[begin TASK MATERIAL]

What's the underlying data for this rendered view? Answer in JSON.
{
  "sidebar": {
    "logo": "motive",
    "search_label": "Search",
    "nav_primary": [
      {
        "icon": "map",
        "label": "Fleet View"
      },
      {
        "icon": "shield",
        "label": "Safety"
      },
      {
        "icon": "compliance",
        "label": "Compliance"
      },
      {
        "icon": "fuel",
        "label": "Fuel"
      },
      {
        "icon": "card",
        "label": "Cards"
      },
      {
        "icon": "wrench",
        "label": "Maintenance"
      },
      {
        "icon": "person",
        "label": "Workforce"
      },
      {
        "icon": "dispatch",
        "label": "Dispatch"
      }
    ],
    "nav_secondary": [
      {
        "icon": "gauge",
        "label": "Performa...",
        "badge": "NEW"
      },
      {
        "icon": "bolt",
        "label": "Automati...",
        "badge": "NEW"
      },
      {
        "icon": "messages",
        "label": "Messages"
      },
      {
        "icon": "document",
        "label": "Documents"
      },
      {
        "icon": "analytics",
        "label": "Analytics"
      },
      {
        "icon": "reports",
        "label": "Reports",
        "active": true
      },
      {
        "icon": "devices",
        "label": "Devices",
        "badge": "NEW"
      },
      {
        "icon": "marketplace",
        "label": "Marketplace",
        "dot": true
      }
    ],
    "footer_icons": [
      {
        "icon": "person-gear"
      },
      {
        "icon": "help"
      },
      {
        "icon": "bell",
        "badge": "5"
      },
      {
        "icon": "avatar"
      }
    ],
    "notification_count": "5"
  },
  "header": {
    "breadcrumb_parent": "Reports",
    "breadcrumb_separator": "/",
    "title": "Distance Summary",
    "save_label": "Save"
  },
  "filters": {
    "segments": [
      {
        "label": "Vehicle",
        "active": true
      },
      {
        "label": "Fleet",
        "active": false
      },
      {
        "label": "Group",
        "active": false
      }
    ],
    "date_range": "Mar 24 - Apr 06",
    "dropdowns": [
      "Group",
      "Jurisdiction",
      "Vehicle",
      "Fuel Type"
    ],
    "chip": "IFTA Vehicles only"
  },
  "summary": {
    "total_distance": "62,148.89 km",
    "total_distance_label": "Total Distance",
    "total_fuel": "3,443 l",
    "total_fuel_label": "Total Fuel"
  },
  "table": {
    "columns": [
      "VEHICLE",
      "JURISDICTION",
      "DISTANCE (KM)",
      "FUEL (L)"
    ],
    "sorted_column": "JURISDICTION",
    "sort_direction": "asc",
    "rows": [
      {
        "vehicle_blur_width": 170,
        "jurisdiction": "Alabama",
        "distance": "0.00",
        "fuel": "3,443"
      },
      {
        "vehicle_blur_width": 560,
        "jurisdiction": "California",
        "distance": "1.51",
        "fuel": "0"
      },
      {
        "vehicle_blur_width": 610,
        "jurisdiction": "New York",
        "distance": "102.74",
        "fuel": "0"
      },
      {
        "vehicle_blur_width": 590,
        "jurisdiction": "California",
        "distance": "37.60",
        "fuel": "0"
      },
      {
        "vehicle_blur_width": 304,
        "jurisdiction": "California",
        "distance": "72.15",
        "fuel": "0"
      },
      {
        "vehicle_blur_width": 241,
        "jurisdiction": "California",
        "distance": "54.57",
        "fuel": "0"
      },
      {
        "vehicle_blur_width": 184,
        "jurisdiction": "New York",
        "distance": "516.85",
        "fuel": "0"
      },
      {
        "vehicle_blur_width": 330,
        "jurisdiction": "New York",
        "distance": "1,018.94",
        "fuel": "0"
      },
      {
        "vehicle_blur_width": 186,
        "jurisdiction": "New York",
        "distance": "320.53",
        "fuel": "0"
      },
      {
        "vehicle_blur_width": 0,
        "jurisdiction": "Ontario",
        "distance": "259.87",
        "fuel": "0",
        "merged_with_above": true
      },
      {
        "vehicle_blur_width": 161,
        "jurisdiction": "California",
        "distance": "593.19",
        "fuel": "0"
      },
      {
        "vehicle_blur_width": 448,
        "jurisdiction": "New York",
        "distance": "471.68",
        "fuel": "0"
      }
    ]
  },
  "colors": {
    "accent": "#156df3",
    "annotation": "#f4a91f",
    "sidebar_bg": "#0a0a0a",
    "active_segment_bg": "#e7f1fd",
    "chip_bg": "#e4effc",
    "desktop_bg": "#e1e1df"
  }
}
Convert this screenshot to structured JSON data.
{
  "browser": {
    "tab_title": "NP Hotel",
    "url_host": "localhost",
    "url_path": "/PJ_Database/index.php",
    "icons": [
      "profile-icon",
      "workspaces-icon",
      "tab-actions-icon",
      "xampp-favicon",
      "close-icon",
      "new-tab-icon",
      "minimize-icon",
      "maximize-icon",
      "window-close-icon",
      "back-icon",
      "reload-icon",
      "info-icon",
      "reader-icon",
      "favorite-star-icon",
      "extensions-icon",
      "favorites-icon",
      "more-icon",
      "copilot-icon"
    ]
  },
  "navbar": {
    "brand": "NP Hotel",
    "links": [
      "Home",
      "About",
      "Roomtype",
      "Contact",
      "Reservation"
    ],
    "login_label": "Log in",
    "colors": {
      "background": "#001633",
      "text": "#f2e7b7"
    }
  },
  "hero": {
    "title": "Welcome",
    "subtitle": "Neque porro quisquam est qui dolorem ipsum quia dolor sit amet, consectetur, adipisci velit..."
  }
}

[end TASK MATERIAL]

• TASK TO CARRY OUT: Retype the whole listing, matching it exactly.

• CORRECT RESULT:
What's the underlying data for this rendered view? Answer in JSON.
{
  "sidebar": {
    "logo": "motive",
    "search_label": "Search",
    "nav_primary": [
      {
        "icon": "map",
        "label": "Fleet View"
      },
      {
        "icon": "shield",
        "label": "Safety"
      },
      {
        "icon": "compliance",
        "label": "Compliance"
      },
      {
        "icon": "fuel",
        "label": "Fuel"
      },
      {
        "icon": "card",
        "label": "Cards"
      },
      {
        "icon": "wrench",
        "label": "Maintenance"
      },
      {
        "icon": "person",
        "label": "Workforce"
      },
      {
        "icon": "dispatch",
        "label": "Dispatch"
      }
    ],
    "nav_secondary": [
      {
        "icon": "gauge",
        "label": "Performa...",
        "badge": "NEW"
      },
      {
        "icon": "bolt",
        "label": "Automati...",
        "badge": "NEW"
      },
      {
        "icon": "messages",
        "label": "Messages"
      },
      {
        "icon": "document",
        "label": "Documents"
      },
      {
        "icon": "analytics",
        "label": "Analytics"
      },
      {
        "icon": "reports",
        "label": "Reports",
        "active": true
      },
      {
        "icon": "devices",
        "label": "Devices",
        "badge": "NEW"
      },
      {
        "icon": "marketplace",
        "label": "Marketplace",
        "dot": true
      }
    ],
    "footer_icons": [
      {
        "icon": "person-gear"
      },
      {
        "icon": "help"
      },
      {
        "icon": "bell",
        "badge": "5"
      },
      {
        "icon": "avatar"
      }
    ],
    "notification_count": "5"
  },
  "header": {
    "breadcrumb_parent": "Reports",
    "breadcrumb_separator": "/",
    "title": "Distance Summary",
    "save_label": "Save"
  },
  "filters": {
    "segments": [
      {
        "label": "Vehicle",
        "active": true
      },
      {
        "label": "Fleet",
        "active": false
      },
      {
        "label": "Group",
        "active": false
      }
    ],
    "date_range": "Mar 24 - Apr 06",
    "dropdowns": [
      "Group",
      "Jurisdiction",
      "Vehicle",
      "Fuel Type"
    ],
    "chip": "IFTA Vehicles only"
  },
  "summary": {
    "total_distance": "62,148.89 km",
    "total_distance_label": "Total Distance",
    "total_fuel": "3,443 l",
    "total_fuel_label": "Total Fuel"
  },
  "table": {
    "columns": [
      "VEHICLE",
      "JURISDICTION",
      "DISTANCE (KM)",
      "FUEL (L)"
    ],
    "sorted_column": "JURISDICTION",
    "sort_direction": "asc",
    "rows": [
      {
        "vehicle_blur_width": 170,
        "jurisdiction": "Alabama",
        "distance": "0.00",
        "fuel": "3,443"
      },
      {
        "vehicle_blur_width": 560,
        "jurisdiction": "California",
        "distance": "1.51",
        "fuel": "0"
      },
      {
        "vehicle_blur_width": 610,
        "jurisdiction": "New York",
        "distance": "102.74",
        "fuel": "0"
      },
      {
        "vehicle_blur_width": 590,
        "jurisdiction": "California",
        "distance": "37.60",
        "fuel": "0"
      },
      {
        "vehicle_blur_width": 304,
        "jurisdiction": "California",
        "distance": "72.15",
        "fuel": "0"
      },
      {
        "vehicle_blur_width": 241,
        "jurisdiction": "California",
        "distance": "54.57",
        "fuel": "0"
      },
      {
        "vehicle_blur_width": 184,
        "jurisdiction": "New York",
        "distance": "516.85",
        "fuel": "0"
      },
      {
        "vehicle_blur_width": 330,
        "jurisdiction": "New York",
        "distance": "1,018.94",
        "fuel": "0"
      },
      {
        "vehicle_blur_width": 186,
        "jurisdiction": "New York",
        "distance": "320.53",
        "fuel": "0"
      },
      {
        "vehicle_blur_width": 0,
        "jurisdiction": "Ontario",
        "distance": "259.87",
        "fuel": "0",
        "merged_with_above": true
      },
      {
        "vehicle_blur_width": 161,
        "jurisdiction": "California",
        "distance": "593.19",
        "fuel": "0"
      },
      {
        "vehicle_blur_width": 448,
        "jurisdiction": "New York",
        "distance": "471.68",
        "fuel": "0"
      }
    ]
  },
  "colors": {
    "accent": "#156df3",
    "annotation": "#f4a91f",
    "sidebar_bg": "#0a0a0a",
    "active_segment_bg": "#e7f1fd",
    "chip_bg": "#e4effc",
    "desktop_bg": "#e1e1df"
  }
}
Convert this screenshot to structured JSON data.
{
  "browser": {
    "tab_title": "NP Hotel",
    "url_host": "localhost",
    "url_path": "/PJ_Database/index.php",
    "icons": [
      "profile-icon",
      "workspaces-icon",
      "tab-actions-icon",
      "xampp-favicon",
      "close-icon",
      "new-tab-icon",
      "minimize-icon",
      "maximize-icon",
      "window-close-icon",
      "back-icon",
      "reload-icon",
      "info-icon",
      "reader-icon",
      "favorite-star-icon",
      "extensions-icon",
      "favorites-icon",
      "more-icon",
      "copilot-icon"
    ]
  },
  "navbar": {
    "brand": "NP Hotel",
    "links": [
      "Home",
      "About",
      "Roomtype",
      "Contact",
      "Reservation"
    ],
    "login_label": "Log in",
    "colors": {
      "background": "#001633",
      "text": "#f2e7b7"
    }
  },
  "hero": {
    "title": "Welcome",
    "subtitle": "Neque porro quisquam est qui dolorem ipsum quia dolor sit amet, consectetur, adipisci velit..."
  }
}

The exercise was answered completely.